**WHAT YOU NEED TO DO:**
Listed below are entries; give the number of lines among them that include "Eibar", and only that number.

**SOURCE DATA:**
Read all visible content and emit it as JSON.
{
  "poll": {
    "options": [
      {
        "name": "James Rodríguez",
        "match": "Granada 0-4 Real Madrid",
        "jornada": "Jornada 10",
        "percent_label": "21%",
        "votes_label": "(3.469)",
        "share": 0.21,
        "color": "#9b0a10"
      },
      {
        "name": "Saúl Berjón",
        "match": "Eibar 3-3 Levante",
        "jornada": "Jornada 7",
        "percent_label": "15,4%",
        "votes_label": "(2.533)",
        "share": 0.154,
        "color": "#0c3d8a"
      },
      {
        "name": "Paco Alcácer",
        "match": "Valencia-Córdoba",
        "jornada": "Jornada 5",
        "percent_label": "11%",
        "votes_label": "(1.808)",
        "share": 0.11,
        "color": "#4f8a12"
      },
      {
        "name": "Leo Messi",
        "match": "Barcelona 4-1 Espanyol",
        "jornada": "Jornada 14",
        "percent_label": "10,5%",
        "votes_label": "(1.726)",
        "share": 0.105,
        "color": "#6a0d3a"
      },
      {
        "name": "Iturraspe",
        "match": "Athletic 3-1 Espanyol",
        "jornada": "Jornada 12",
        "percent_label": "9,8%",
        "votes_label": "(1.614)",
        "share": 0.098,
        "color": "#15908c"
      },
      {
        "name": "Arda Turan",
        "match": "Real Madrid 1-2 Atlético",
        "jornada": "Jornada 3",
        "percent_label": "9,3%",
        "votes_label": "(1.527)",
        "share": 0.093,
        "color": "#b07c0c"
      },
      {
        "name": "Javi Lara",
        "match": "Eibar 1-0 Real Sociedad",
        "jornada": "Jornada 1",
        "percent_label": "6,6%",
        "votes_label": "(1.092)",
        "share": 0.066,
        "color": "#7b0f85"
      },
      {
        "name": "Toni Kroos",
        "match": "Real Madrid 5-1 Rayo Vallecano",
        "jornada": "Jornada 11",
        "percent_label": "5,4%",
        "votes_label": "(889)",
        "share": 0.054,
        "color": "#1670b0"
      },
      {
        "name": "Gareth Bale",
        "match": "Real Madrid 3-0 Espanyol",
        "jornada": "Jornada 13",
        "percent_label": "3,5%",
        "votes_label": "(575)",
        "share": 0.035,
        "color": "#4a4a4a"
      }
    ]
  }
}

**REPLY:**
2